## Goal
Transcribe the entries below exactly; leave every image out.

## Listing
::::::::
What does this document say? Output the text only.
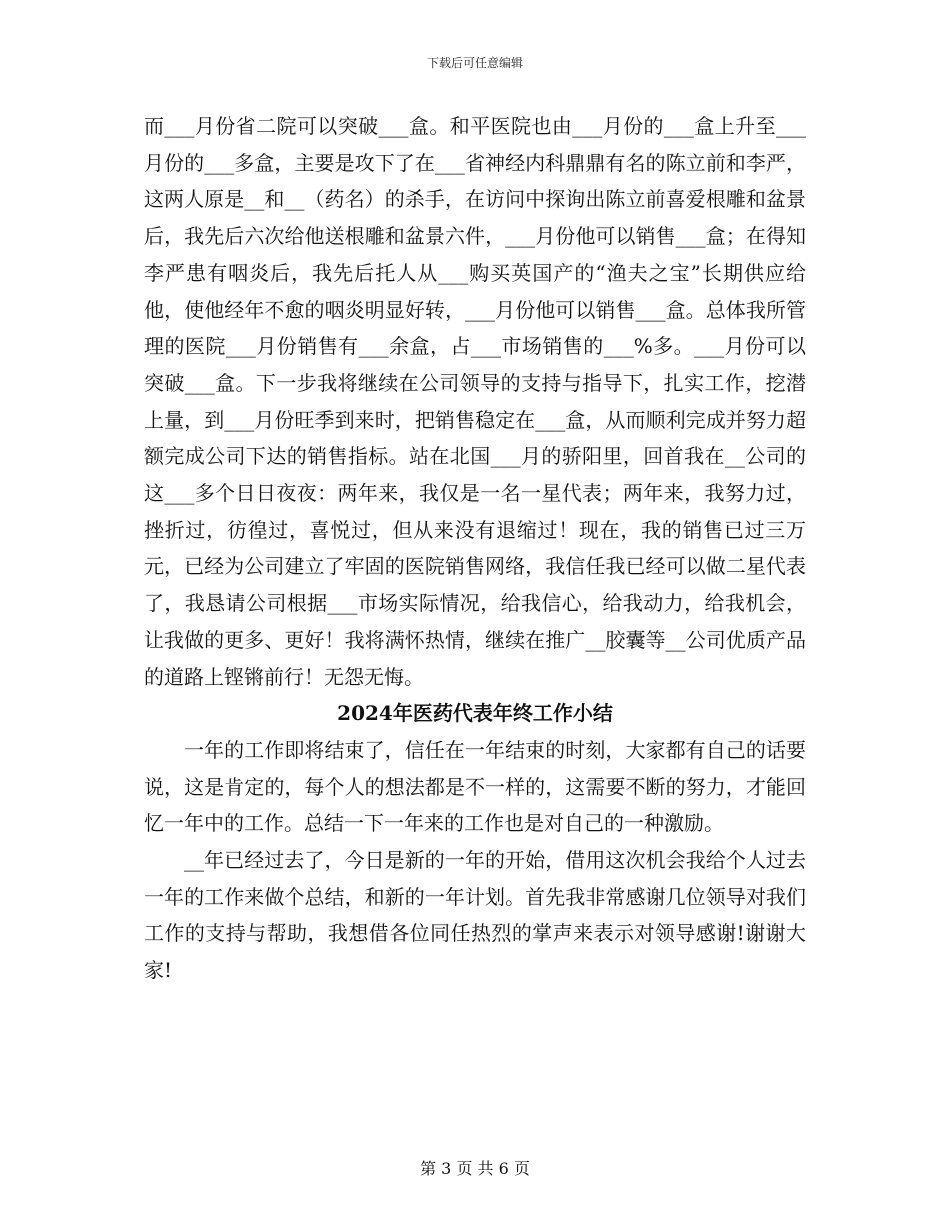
下载后可任意编辑

而___月份省二院可以突破___盒。和平医院也由___月份的___盒上升至___月份的___多盒，主要是攻下了在___省神经内科鼎鼎有名的陈立前和李严，这两人原是__和__（药名）的杀手，在访问中探询出陈立前喜爱根雕和盆景后，我先后六次给他送根雕和盆景六件，___月份他可以销售___盒；在得知李严患有咽炎后，我先后托人从___购买英国产的“渔夫之宝”长期供应给他，使他经年不愈的咽炎明显好转，___月份他可以销售___盒。总体我所管理的医院___月份销售有___余盒，占___市场销售的___%多。___月份可以突破___盒。下一步我将继续在公司领导的支持与指导下，扎实工作，挖潜上量，到___月份旺季到来时，把销售稳定在___盒，从而顺利完成并努力超额完成公司下达的销售指标。站在北国___月的骄阳里，回首我在__公司的这___多个日日夜夜：两年来，我仅是一名一星代表；两年来，我努力过，挫折过，彷徨过，喜悦过，但从来没有退缩过！现在，我的销售已过三万元，已经为公司建立了牢固的医院销售网络，我信任我已经可以做二星代表了，我恳请公司根据___市场实际情况，给我信心，给我动力，给我机会，让我做的更多、更好！我将满怀热情，继续在推广__胶囊等__公司优质产品的道路上铿锵前行！无怨无悔。

2024年医药代表年终工作小结

一年的工作即将结束了，信任在一年结束的时刻，大家都有自己的话要说，这是肯定的，每个人的想法都是不一样的，这需要不断的努力，才能回忆一年中的工作。总结一下一年来的工作也是对自己的一种激励。

__年已经过去了，今日是新的一年的开始，借用这次机会我给个人过去一年的工作来做个总结，和新的一年计划。首先我非常感谢几位领导对我们工作的支持与帮助，我想借各位同任热烈的掌声来表示对领导感谢!谢谢大家!

第 3 页 共 6 页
::::::::
## Solution below
What does this document say? Output the text only.
下载后可任意编辑

而___月份省二院可以突破___盒。和平医院也由___月份的___盒上升至___月份的___多盒，主要是攻下了在___省神经内科鼎鼎有名的陈立前和李严，这两人原是__和__（药名）的杀手，在访问中探询出陈立前喜爱根雕和盆景后，我先后六次给他送根雕和盆景六件，___月份他可以销售___盒；在得知李严患有咽炎后，我先后托人从___购买英国产的“渔夫之宝”长期供应给他，使他经年不愈的咽炎明显好转，___月份他可以销售___盒。总体我所管理的医院___月份销售有___余盒，占___市场销售的___%多。___月份可以突破___盒。下一步我将继续在公司领导的支持与指导下，扎实工作，挖潜上量，到___月份旺季到来时，把销售稳定在___盒，从而顺利完成并努力超额完成公司下达的销售指标。站在北国___月的骄阳里，回首我在__公司的这___多个日日夜夜：两年来，我仅是一名一星代表；两年来，我努力过，挫折过，彷徨过，喜悦过，但从来没有退缩过！现在，我的销售已过三万元，已经为公司建立了牢固的医院销售网络，我信任我已经可以做二星代表了，我恳请公司根据___市场实际情况，给我信心，给我动力，给我机会，让我做的更多、更好！我将满怀热情，继续在推广__胶囊等__公司优质产品的道路上铿锵前行！无怨无悔。

2024年医药代表年终工作小结

一年的工作即将结束了，信任在一年结束的时刻，大家都有自己的话要说，这是肯定的，每个人的想法都是不一样的，这需要不断的努力，才能回忆一年中的工作。总结一下一年来的工作也是对自己的一种激励。

__年已经过去了，今日是新的一年的开始，借用这次机会我给个人过去一年的工作来做个总结，和新的一年计划。首先我非常感谢几位领导对我们工作的支持与帮助，我想借各位同任热烈的掌声来表示对领导感谢!谢谢大家!

第 3 页 共 6 页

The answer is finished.